Problema: Que quantidades escritas em algarismos aparecem no texto sobre a seleção brasileira, logo abaixo? Liste todas, cada uma com a palavra que a acompanha.

Texto apresentado:

******************************

A julgar pelo que aconteceu com a seleção brasileira, o futebol parece ser uma ciência arcana, impenetrável, cujos mistérios escapam ao observador comum e só são entendidos por um pequeno grupo de iniciados. Levar para a Copa jogadores que estão na reserva de seus clubes, fazer da competição a oportunidade para recuperar atletas fora de forma como Ronaldo e Adriano, perder 40 dias promovendo "rachas" entre os jogadores em metade do campo para não esgotá-los, deve ser algo de uma profundidade inatingível para mentes pedestres como a nossa, os 180 milhões de torcedores. Entrar em campo na partida decisiva com um time que nunca havia jogado junto durante 90 minutos, também. Esperar faltar 15 minutos para o jogo acabar para promover uma substituição supostamente salvadora são façanhas de que só os tolos sortudos e os néscios com iniciativa são capazes. Do outro lado, os compatriotas de Zizou Zidane deviam estar pensando como o Obelix: "Ils sont fous ces bresiliens!, eles são malucos!

******************************

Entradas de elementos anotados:
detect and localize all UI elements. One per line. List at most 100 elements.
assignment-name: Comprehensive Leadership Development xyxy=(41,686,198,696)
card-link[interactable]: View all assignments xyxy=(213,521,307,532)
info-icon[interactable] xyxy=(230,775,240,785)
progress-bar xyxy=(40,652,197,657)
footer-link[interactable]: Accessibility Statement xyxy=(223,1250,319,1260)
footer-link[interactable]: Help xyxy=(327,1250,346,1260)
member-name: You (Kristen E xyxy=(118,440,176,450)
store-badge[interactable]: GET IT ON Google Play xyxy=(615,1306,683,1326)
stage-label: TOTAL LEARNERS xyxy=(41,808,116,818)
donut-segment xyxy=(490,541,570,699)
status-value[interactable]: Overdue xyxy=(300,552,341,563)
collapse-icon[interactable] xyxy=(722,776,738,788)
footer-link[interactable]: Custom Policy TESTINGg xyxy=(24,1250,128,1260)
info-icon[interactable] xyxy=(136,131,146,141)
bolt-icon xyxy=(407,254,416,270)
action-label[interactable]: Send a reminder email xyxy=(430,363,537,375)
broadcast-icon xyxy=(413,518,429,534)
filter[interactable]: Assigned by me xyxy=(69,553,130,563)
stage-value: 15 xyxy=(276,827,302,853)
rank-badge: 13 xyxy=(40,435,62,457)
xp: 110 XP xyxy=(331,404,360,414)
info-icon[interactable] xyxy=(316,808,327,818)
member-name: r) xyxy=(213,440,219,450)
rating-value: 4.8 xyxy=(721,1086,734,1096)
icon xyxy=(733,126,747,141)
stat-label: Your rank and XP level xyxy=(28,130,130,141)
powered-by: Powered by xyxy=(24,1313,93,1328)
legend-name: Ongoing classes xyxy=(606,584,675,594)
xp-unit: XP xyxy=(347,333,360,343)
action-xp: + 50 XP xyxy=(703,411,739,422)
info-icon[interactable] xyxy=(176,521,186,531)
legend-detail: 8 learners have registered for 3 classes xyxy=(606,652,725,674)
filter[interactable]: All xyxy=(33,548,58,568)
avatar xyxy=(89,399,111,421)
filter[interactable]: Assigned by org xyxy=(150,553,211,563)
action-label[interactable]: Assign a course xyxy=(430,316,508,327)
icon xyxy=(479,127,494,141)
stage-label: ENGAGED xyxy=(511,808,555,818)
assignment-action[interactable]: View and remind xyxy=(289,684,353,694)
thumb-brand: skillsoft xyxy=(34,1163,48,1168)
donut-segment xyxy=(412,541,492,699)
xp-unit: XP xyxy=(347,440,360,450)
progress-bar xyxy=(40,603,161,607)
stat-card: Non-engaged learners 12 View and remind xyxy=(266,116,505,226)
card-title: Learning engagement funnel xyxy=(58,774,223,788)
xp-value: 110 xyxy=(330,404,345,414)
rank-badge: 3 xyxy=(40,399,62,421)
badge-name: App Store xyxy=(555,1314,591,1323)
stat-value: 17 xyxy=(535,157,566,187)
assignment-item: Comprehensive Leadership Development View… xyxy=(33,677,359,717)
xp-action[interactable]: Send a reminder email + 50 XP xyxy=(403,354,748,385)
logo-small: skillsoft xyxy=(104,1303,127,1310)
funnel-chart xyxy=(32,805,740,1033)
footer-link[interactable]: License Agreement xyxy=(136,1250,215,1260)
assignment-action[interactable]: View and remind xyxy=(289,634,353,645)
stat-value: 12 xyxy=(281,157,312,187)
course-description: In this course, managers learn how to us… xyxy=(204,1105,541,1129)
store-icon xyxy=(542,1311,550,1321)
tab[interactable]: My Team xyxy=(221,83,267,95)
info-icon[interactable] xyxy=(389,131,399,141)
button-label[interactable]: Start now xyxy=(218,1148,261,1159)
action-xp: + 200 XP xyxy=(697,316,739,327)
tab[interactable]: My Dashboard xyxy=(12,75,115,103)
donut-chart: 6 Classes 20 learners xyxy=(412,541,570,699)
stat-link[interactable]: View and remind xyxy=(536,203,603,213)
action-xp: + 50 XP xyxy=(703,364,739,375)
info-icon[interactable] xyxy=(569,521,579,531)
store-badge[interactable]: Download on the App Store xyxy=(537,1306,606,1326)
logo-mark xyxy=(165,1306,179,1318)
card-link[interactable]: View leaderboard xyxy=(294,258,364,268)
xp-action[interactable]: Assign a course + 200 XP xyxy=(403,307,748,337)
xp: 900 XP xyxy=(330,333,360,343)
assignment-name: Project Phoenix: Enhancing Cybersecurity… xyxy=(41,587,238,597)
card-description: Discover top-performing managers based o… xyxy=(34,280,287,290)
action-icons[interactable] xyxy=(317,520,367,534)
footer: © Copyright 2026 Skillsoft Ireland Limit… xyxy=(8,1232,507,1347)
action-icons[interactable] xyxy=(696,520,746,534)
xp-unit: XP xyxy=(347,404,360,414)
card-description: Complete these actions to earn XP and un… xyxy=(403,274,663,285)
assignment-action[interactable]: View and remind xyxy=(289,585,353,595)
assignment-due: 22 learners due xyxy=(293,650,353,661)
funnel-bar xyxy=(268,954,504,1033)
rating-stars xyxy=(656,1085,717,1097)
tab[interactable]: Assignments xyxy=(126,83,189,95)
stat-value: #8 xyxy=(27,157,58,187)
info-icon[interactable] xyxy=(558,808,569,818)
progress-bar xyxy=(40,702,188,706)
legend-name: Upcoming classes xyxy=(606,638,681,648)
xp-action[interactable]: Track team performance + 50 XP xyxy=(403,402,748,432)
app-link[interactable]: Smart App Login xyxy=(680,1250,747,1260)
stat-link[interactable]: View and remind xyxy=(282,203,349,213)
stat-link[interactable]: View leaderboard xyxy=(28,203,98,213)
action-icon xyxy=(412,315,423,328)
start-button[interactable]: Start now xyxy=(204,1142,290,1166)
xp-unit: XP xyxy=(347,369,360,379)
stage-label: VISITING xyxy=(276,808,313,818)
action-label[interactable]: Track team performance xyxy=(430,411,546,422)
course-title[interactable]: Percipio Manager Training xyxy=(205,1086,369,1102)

******************************

Resposta ao exercício:
40 dias
180 milhões (de torcedores)
90 minutos
15 minutos